Provided passage:
She won't trust a vaccine that comes out with Trump as president

Lorenzo Bevilaqua/Walt Disney Television via Getty Images

"The View" co-host Joy Behar said she doesn't trust a COVID-19 vaccine that may be released to the public by November, and she won't take it unless President Trump's daughter, Ivanka Trump, does, according to The Hill.

The Trump administration has been working to get a vaccine approved and distributed by the end of the year through a public-private partnership initiative called Operation Warp Speed. Behar pointed to the amount of time it took for other vaccines to be developed as reason for concern.

"[Trump] will push anything to get reelected," Behar said. "Don't fall for it, and by the way, I will take the vaccine after Ivanka takes it."

"Under Operation Warp Speed, we're producing a vaccine in record time," the president said at a rally in North Carolina. "This is a vaccine that we're going to have very soon, very, very soon. By the end of the year, but much sooner than that perhaps."

From The Hill:

"As far as the vaccine is concerned, I'd like to inform America — in case we don't know this because I looked all this up for you — the mumps vaccine took four years, the polio vaccine took 20 years, and the smallpox vaccine took a few centuries," Behar said on ABC on Wednesday morning.

"It was developed initially in 1796, when they started to think about it, and it became useful in the 1950s. OK?" she added of the smallpox vaccine. "It is not a simple thing to do."

Task list:
a – List each vaccine that Behar names in the passage on Joy Behar and the COVID-19 vaccine, along with how long she says it took to develop.
b – Write a continuation of the passage on Joy Behar and the COVID-19 vaccine, starting after its final quoted sentence.

Entries supplied:
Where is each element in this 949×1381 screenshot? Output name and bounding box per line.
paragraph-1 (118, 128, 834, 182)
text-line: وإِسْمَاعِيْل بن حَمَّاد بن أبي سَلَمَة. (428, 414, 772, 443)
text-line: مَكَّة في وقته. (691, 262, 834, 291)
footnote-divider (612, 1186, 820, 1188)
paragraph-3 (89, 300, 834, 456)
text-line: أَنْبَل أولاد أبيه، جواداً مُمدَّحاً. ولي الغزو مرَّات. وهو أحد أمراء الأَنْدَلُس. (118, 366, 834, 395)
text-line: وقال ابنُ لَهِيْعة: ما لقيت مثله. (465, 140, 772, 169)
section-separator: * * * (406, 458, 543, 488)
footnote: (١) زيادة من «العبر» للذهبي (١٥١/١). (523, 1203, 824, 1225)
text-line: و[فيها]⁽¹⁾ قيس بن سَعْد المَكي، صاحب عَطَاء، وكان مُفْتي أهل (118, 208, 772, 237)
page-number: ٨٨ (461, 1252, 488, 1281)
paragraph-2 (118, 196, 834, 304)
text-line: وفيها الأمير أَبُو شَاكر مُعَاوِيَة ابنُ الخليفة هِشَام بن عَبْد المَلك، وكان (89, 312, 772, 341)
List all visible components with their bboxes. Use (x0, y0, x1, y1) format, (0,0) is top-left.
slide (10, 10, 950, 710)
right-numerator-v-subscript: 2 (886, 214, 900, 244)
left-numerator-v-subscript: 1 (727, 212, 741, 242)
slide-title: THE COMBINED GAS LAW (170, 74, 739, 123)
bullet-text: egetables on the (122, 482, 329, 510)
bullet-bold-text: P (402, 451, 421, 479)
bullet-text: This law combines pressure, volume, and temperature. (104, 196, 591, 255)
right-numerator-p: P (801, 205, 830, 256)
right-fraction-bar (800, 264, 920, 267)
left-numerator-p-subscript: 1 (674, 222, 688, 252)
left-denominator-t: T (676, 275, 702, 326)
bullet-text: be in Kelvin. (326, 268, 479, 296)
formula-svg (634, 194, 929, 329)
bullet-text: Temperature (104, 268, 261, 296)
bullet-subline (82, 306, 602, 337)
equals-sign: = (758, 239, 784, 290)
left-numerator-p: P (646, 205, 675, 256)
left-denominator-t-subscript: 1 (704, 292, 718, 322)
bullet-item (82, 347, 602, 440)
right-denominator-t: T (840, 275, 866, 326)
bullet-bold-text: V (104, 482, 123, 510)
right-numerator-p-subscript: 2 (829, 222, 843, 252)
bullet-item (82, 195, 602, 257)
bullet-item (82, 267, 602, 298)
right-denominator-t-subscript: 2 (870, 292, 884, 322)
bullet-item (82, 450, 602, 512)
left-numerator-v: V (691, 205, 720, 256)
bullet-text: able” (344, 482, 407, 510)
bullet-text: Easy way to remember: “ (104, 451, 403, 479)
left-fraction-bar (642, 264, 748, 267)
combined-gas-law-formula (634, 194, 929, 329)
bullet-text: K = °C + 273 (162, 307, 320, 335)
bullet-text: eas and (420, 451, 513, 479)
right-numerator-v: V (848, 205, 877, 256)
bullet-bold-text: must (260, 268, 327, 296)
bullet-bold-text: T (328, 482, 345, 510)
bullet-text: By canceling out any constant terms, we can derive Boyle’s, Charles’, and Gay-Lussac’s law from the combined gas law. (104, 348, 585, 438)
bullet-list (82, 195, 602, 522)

Answers to the problems:
a –
- Mumps vaccine: four years
- Polio vaccine: 20 years
- Smallpox vaccine: a few centuries

b –
"He will push anything to get reelected," she added later, referring to President Trump. "Don't fall for it, and by the way, I will take the vaccine after Ivanka takes it."

The Centers for Disease Control and Prevention alerted states to be prepared for a vaccine as early as the end of October, although that doesn't necessarily mean one will be approved by then. Several U.S. companies, and others around the world, are working on a vaccine.

An AstraZeneca vaccine trial was recently halted due to an unexplained illness in the trial that may or may not be related to the vaccine.

"As part of the ongoing randomized, controlled global trials of the Oxford coronavirus vaccine, our standard review process triggered a pause to vaccination to allow review of safety data," an AstraZeneca statement read. "This is a routine action which has to happen whenever there is a potentially unexplained illness in one of the trials, while it is investigated, ensuring we maintain the integrity of the trials."